(DATA SECTION Opens)

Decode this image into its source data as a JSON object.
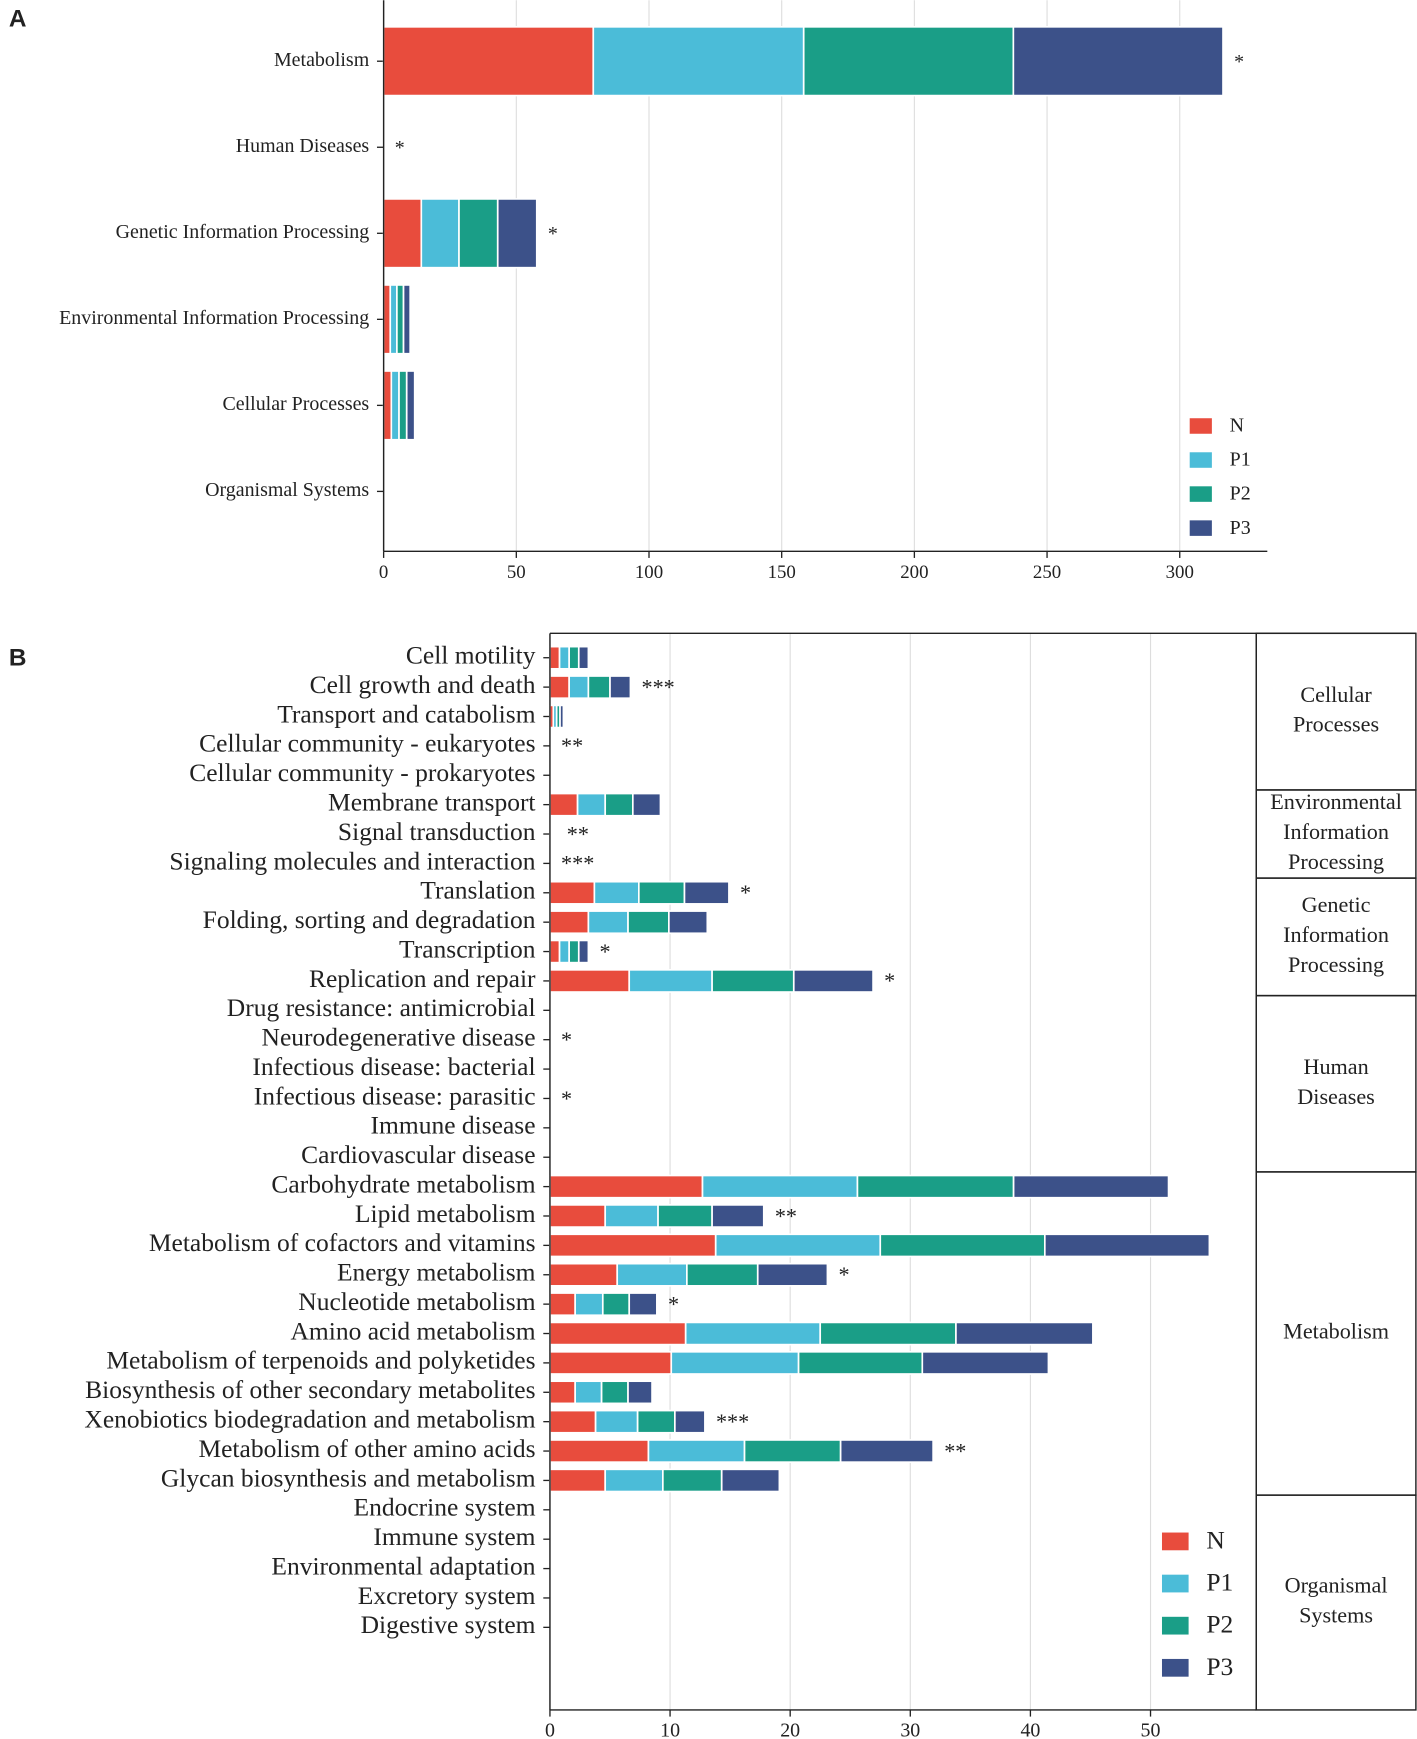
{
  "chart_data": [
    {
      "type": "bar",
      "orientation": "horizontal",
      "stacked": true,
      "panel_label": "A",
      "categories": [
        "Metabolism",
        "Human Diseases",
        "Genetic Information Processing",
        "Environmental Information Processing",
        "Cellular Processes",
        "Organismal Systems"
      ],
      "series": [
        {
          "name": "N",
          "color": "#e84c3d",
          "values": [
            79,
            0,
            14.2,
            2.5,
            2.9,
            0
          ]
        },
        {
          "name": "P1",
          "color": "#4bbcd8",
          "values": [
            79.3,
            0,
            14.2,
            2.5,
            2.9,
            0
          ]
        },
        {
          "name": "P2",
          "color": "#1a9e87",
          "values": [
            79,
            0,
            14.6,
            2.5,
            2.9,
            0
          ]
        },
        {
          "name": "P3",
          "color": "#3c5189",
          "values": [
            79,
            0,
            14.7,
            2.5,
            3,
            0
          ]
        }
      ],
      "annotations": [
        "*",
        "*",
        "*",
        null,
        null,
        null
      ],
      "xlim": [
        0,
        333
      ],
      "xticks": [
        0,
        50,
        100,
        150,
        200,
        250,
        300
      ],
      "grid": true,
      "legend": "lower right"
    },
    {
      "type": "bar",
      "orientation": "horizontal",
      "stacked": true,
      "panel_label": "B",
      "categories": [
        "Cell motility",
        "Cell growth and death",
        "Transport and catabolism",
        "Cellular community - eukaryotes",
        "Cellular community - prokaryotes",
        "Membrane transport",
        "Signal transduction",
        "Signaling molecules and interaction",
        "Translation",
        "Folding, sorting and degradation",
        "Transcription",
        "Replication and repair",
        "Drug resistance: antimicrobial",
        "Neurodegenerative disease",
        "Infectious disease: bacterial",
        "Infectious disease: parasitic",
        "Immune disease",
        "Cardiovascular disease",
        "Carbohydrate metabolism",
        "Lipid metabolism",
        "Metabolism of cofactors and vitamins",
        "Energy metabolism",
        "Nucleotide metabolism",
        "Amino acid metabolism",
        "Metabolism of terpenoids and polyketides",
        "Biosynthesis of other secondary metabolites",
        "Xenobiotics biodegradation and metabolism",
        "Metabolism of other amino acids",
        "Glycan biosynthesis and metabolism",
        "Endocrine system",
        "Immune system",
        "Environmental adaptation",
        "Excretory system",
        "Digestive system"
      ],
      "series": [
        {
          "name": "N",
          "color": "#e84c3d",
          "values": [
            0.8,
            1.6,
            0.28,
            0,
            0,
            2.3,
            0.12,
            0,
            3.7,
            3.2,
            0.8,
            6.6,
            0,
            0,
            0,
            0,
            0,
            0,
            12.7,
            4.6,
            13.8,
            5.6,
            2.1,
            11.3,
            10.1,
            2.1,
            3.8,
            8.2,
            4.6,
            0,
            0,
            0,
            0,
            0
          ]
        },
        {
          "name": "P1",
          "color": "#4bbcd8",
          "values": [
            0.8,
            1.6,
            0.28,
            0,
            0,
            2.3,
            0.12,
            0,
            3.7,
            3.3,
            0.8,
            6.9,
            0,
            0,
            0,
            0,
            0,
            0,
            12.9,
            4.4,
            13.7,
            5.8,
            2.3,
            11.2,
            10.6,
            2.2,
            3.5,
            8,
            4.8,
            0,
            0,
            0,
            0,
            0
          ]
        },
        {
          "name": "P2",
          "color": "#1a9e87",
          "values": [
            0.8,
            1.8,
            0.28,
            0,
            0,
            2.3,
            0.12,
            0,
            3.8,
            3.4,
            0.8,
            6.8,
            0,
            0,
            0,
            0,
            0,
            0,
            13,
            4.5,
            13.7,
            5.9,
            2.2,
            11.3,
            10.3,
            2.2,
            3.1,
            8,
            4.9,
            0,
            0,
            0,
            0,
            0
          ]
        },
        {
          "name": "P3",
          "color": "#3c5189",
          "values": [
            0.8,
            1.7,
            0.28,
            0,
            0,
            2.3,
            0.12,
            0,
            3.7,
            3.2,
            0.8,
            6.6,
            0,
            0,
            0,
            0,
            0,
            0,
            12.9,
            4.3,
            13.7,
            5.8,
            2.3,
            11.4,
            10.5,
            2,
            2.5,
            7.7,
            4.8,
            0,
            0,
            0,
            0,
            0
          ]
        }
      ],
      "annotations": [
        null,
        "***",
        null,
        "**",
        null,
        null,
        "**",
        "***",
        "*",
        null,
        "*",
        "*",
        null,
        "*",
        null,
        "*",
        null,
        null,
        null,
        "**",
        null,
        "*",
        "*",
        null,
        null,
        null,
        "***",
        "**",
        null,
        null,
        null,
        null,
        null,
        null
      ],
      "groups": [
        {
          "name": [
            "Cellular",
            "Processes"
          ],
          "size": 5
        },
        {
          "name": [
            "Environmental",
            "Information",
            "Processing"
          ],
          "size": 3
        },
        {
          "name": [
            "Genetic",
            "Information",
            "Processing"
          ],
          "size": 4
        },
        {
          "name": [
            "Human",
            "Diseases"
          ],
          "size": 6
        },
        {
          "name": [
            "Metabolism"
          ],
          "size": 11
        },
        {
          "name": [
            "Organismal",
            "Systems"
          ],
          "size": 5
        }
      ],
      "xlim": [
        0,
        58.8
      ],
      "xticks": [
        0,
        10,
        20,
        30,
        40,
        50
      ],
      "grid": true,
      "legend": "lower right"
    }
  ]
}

(DATA SECTION Closes)
(DATA SECTION Opens)

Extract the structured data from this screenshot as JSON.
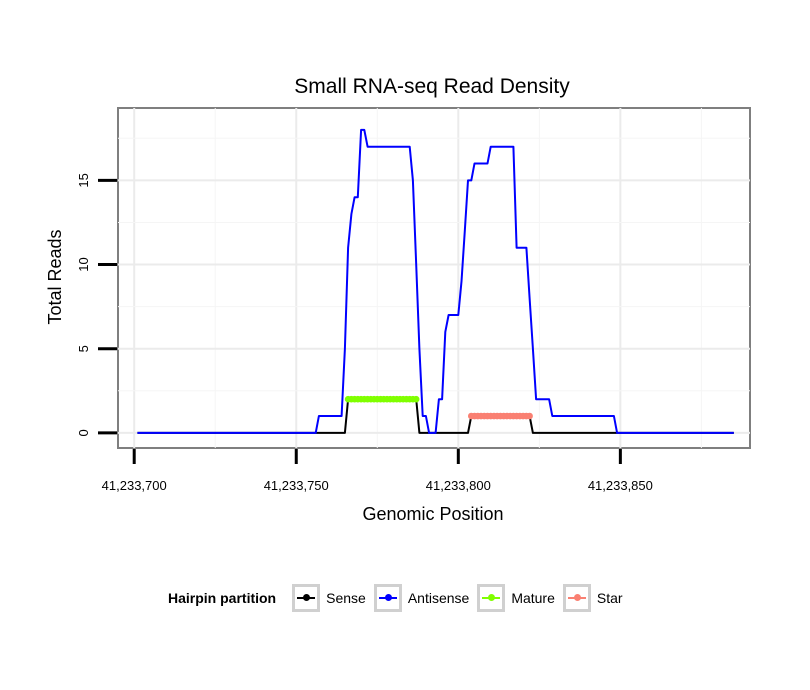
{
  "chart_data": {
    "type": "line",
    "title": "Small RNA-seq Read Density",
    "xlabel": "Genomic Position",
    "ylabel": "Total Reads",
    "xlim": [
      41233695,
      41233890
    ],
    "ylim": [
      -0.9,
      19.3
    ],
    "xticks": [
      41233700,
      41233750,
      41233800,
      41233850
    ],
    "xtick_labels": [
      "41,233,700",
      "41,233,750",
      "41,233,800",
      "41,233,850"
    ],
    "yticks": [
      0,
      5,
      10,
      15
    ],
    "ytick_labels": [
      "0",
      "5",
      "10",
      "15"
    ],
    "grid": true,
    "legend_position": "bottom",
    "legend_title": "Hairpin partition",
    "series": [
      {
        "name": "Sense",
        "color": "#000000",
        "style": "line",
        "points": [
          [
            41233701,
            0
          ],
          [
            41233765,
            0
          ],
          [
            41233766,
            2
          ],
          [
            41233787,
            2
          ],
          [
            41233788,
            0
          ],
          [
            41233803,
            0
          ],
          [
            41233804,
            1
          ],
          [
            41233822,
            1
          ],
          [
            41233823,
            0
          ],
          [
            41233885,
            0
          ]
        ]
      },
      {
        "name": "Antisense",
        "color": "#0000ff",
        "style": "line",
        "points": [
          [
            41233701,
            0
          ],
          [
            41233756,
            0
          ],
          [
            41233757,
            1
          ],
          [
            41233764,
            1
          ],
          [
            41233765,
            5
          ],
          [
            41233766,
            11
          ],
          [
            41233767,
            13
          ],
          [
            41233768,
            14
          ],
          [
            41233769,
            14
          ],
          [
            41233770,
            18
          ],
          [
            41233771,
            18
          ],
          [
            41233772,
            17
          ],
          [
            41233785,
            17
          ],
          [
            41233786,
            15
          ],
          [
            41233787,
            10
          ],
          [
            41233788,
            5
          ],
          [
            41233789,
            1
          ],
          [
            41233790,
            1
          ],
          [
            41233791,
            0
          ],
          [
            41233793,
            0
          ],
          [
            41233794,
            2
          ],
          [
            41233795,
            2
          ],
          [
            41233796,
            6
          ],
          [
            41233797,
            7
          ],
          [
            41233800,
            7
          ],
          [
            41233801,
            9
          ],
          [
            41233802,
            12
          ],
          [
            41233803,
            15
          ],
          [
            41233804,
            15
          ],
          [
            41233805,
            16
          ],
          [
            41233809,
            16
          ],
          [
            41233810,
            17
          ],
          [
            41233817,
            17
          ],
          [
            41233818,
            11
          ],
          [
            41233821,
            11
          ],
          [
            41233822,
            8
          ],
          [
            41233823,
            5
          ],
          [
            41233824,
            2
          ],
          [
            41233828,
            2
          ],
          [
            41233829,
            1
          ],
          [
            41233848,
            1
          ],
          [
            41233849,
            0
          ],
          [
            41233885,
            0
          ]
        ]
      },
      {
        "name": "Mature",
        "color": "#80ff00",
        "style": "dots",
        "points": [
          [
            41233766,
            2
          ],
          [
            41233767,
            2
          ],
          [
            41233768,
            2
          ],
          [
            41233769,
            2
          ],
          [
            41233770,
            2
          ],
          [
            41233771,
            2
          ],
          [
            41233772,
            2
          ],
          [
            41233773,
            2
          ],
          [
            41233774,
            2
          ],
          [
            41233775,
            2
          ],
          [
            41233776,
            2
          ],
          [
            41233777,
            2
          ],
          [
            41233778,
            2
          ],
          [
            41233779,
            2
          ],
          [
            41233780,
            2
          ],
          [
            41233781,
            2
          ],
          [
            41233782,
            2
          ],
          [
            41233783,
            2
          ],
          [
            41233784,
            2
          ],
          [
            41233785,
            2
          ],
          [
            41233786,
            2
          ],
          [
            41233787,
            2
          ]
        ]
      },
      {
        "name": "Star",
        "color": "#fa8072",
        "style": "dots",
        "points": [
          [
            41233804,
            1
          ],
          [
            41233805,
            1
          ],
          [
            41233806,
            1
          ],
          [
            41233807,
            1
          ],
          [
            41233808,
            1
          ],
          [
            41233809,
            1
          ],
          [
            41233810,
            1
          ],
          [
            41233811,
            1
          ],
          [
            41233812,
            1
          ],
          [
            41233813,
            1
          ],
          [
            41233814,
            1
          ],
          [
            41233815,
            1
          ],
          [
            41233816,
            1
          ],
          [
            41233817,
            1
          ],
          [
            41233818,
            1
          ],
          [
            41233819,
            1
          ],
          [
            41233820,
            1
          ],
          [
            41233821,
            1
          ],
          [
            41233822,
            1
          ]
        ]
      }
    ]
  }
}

(DATA SECTION Closes)

__PROMPT__.
From the data above, copy each line that has the string "JSON".

__OUTPUT FOR THIS EXERCISE__.
Decode this image into its source data as a JSON object.
Extract the structured data from this screenshot as JSON.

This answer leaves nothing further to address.